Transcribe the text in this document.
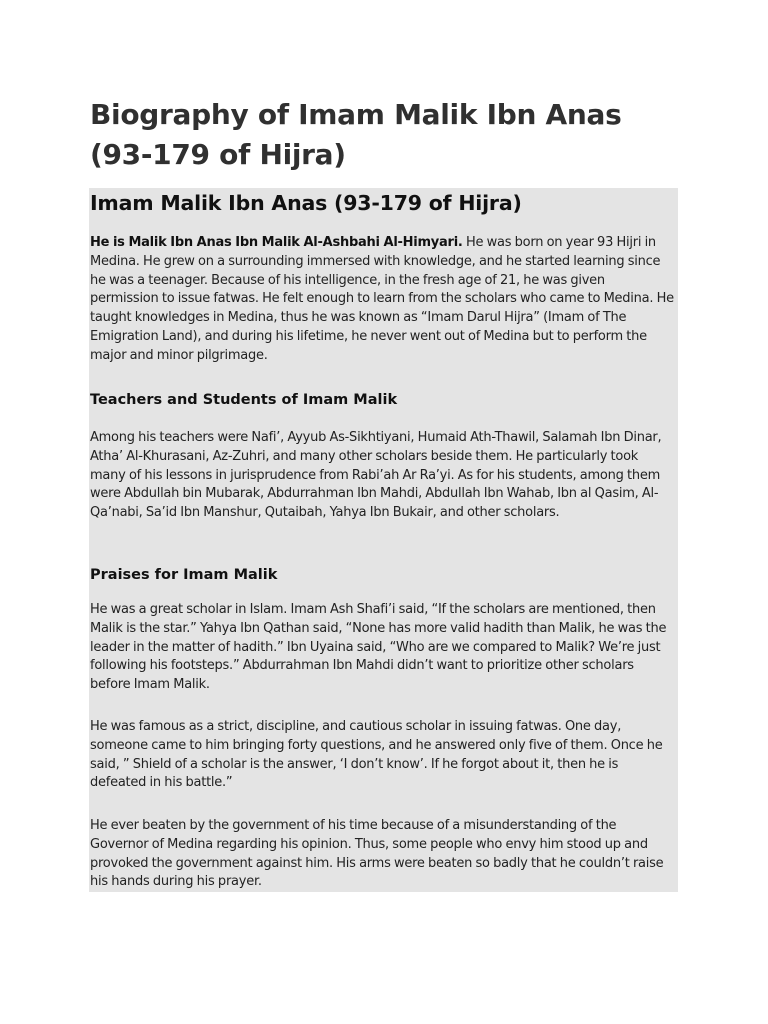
Biography of Imam Malik Ibn Anas (93-179 of Hijra)
Imam Malik Ibn Anas (93-179 of Hijra)

He is Malik Ibn Anas Ibn Malik Al-Ashbahi Al-Himyari. He was born on year 93 Hijri in Medina. He grew on a surrounding immersed with knowledge, and he started learning since he was a teenager. Because of his intelligence, in the fresh age of 21, he was given permission to issue fatwas. He felt enough to learn from the scholars who came to Medina. He taught knowledges in Medina, thus he was known as “Imam Darul Hijra” (Imam of The Emigration Land), and during his lifetime, he never went out of Medina but to perform the major and minor pilgrimage.

Teachers and Students of Imam Malik

Among his teachers were Nafi’, Ayyub As-Sikhtiyani, Humaid Ath-Thawil, Salamah Ibn Dinar, Atha’ Al-Khurasani, Az-Zuhri, and many other scholars beside them. He particularly took many of his lessons in jurisprudence from Rabi’ah Ar Ra’yi. As for his students, among them were Abdullah bin Mubarak, Abdurrahman Ibn Mahdi, Abdullah Ibn Wahab, Ibn al Qasim, Al-Qa’nabi, Sa’id Ibn Manshur, Qutaibah, Yahya Ibn Bukair, and other scholars.

Praises for Imam Malik

He was a great scholar in Islam. Imam Ash Shafi’i said, “If the scholars are mentioned, then Malik is the star.” Yahya Ibn Qathan said, “None has more valid hadith than Malik, he was the leader in the matter of hadith.” Ibn Uyaina said, “Who are we compared to Malik? We’re just following his footsteps.” Abdurrahman Ibn Mahdi didn’t want to prioritize other scholars before Imam Malik.

He was famous as a strict, discipline, and cautious scholar in issuing fatwas. One day, someone came to him bringing forty questions, and he answered only five of them. Once he said, ” Shield of a scholar is the answer, ‘I don’t know’. If he forgot about it, then he is defeated in his battle.”

He ever beaten by the government of his time because of a misunderstanding of the Governor of Medina regarding his opinion. Thus, some people who envy him stood up and provoked the government against him. His arms were beaten so badly that he couldn’t raise his hands during his prayer.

-------

» Directions:
Repeat the records word for word. Any picture in them should be left out.

» Reply:
Transcribe the text in this document.
Biography of Imam Malik Ibn Anas (93-179 of Hijra)
Imam Malik Ibn Anas (93-179 of Hijra)

He is Malik Ibn Anas Ibn Malik Al-Ashbahi Al-Himyari. He was born on year 93 Hijri in Medina. He grew on a surrounding immersed with knowledge, and he started learning since he was a teenager. Because of his intelligence, in the fresh age of 21, he was given permission to issue fatwas. He felt enough to learn from the scholars who came to Medina. He taught knowledges in Medina, thus he was known as “Imam Darul Hijra” (Imam of The Emigration Land), and during his lifetime, he never went out of Medina but to perform the major and minor pilgrimage.

Teachers and Students of Imam Malik

Among his teachers were Nafi’, Ayyub As-Sikhtiyani, Humaid Ath-Thawil, Salamah Ibn Dinar, Atha’ Al-Khurasani, Az-Zuhri, and many other scholars beside them. He particularly took many of his lessons in jurisprudence from Rabi’ah Ar Ra’yi. As for his students, among them were Abdullah bin Mubarak, Abdurrahman Ibn Mahdi, Abdullah Ibn Wahab, Ibn al Qasim, Al-Qa’nabi, Sa’id Ibn Manshur, Qutaibah, Yahya Ibn Bukair, and other scholars.

Praises for Imam Malik

He was a great scholar in Islam. Imam Ash Shafi’i said, “If the scholars are mentioned, then Malik is the star.” Yahya Ibn Qathan said, “None has more valid hadith than Malik, he was the leader in the matter of hadith.” Ibn Uyaina said, “Who are we compared to Malik? We’re just following his footsteps.” Abdurrahman Ibn Mahdi didn’t want to prioritize other scholars before Imam Malik.

He was famous as a strict, discipline, and cautious scholar in issuing fatwas. One day, someone came to him bringing forty questions, and he answered only five of them. Once he said, ” Shield of a scholar is the answer, ‘I don’t know’. If he forgot about it, then he is defeated in his battle.”

He ever beaten by the government of his time because of a misunderstanding of the Governor of Medina regarding his opinion. Thus, some people who envy him stood up and provoked the government against him. His arms were beaten so badly that he couldn’t raise his hands during his prayer.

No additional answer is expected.